>> START
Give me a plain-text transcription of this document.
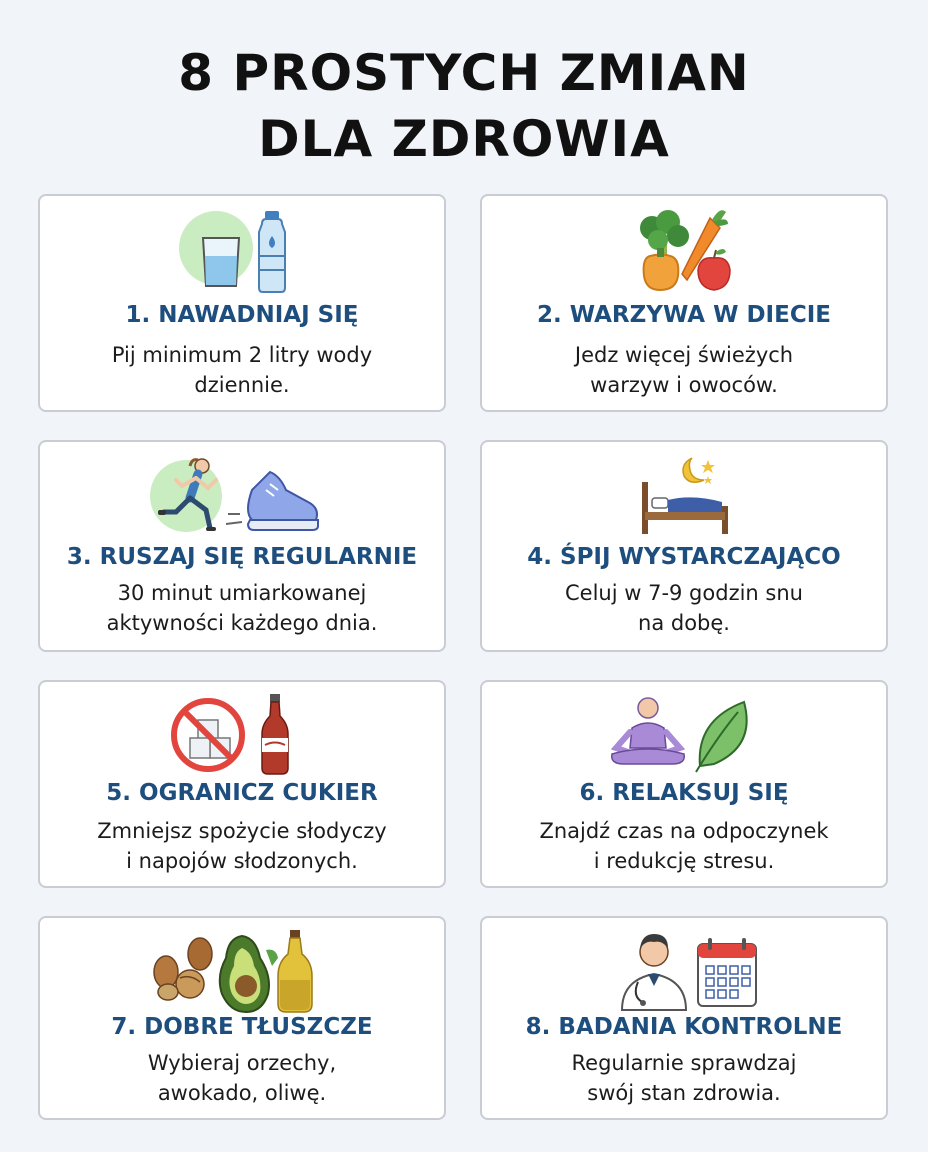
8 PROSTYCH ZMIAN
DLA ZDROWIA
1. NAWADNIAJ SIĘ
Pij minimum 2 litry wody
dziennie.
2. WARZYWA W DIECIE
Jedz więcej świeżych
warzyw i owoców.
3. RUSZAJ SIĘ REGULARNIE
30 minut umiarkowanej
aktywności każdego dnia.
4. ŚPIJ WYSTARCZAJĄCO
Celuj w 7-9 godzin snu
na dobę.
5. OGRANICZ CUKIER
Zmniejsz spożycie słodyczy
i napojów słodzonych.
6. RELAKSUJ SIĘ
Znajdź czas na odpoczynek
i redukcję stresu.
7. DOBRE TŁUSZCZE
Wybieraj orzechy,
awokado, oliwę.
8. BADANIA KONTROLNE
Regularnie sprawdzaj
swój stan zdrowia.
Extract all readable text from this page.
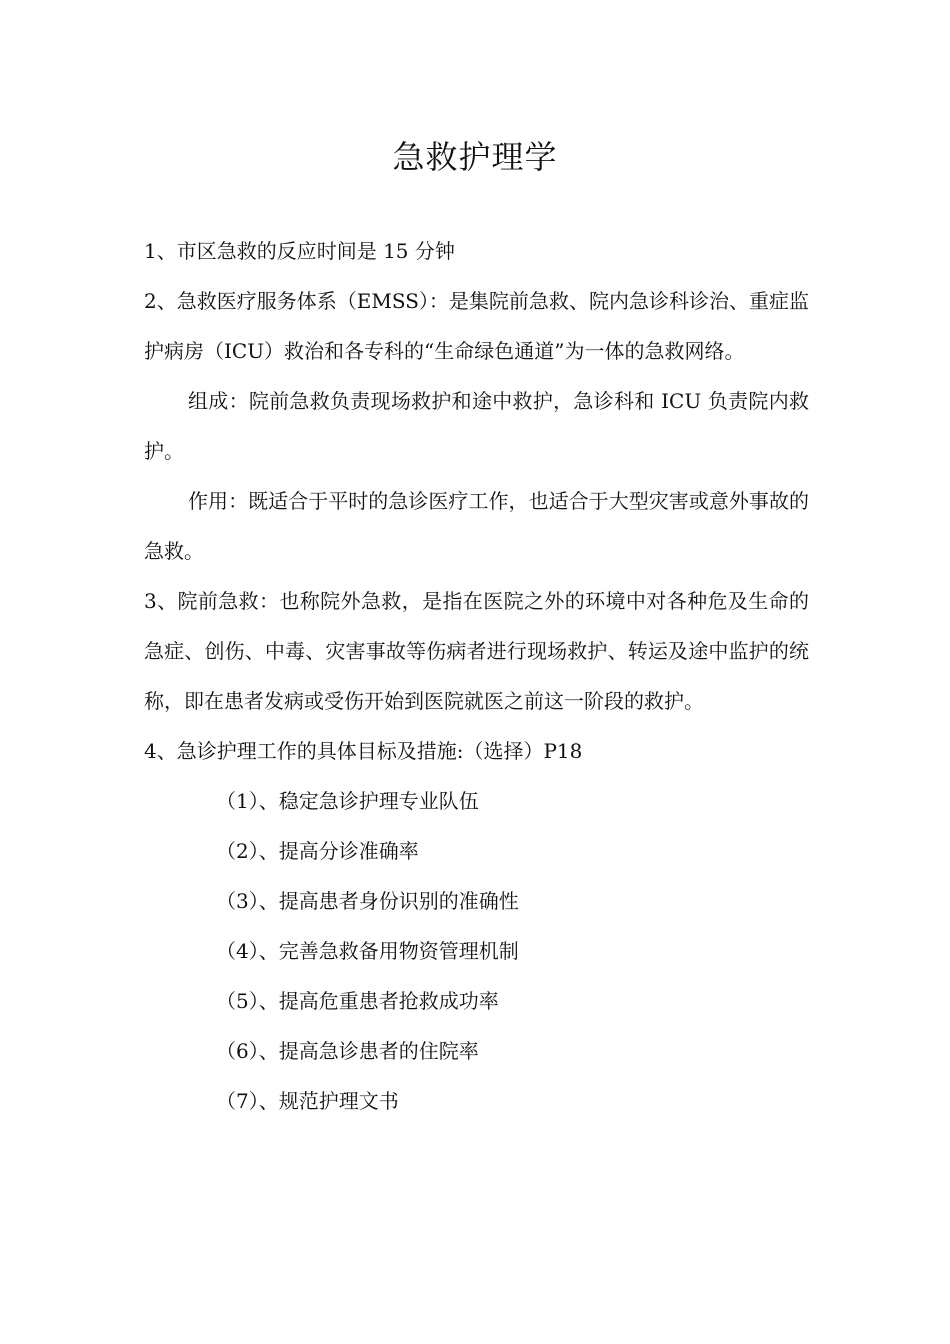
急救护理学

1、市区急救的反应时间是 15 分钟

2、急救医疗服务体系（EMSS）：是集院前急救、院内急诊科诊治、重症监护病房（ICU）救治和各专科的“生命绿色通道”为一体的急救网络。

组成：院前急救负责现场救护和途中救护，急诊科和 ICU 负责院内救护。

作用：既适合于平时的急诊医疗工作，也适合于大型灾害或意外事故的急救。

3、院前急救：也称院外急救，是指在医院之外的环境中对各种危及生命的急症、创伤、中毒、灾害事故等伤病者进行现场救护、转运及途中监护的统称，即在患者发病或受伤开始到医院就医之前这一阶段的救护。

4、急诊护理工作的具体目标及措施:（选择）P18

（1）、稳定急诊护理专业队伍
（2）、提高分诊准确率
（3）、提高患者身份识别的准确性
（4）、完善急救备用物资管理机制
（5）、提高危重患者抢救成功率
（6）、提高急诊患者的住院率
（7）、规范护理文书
>> END
▸ **YOUR TASK**
Omit the pictures and give the material again, exactly and in full.

▸ **EXERCISE SOLUTION**
Give me a plain-text transcription of this document.
8 PROSTYCH ZMIAN
DLA ZDROWIA
1. NAWADNIAJ SIĘ
Pij minimum 2 litry wody
dziennie.
2. WARZYWA W DIECIE
Jedz więcej świeżych
warzyw i owoców.
3. RUSZAJ SIĘ REGULARNIE
30 minut umiarkowanej
aktywności każdego dnia.
4. ŚPIJ WYSTARCZAJĄCO
Celuj w 7-9 godzin snu
na dobę.
5. OGRANICZ CUKIER
Zmniejsz spożycie słodyczy
i napojów słodzonych.
6. RELAKSUJ SIĘ
Znajdź czas na odpoczynek
i redukcję stresu.
7. DOBRE TŁUSZCZE
Wybieraj orzechy,
awokado, oliwę.
8. BADANIA KONTROLNE
Regularnie sprawdzaj
swój stan zdrowia.
Extract all readable text from this page.
急救护理学

1、市区急救的反应时间是 15 分钟

2、急救医疗服务体系（EMSS）：是集院前急救、院内急诊科诊治、重症监护病房（ICU）救治和各专科的“生命绿色通道”为一体的急救网络。

组成：院前急救负责现场救护和途中救护，急诊科和 ICU 负责院内救护。

作用：既适合于平时的急诊医疗工作，也适合于大型灾害或意外事故的急救。

3、院前急救：也称院外急救，是指在医院之外的环境中对各种危及生命的急症、创伤、中毒、灾害事故等伤病者进行现场救护、转运及途中监护的统称，即在患者发病或受伤开始到医院就医之前这一阶段的救护。

4、急诊护理工作的具体目标及措施:（选择）P18

（1）、稳定急诊护理专业队伍
（2）、提高分诊准确率
（3）、提高患者身份识别的准确性
（4）、完善急救备用物资管理机制
（5）、提高危重患者抢救成功率
（6）、提高急诊患者的住院率
（7）、规范护理文书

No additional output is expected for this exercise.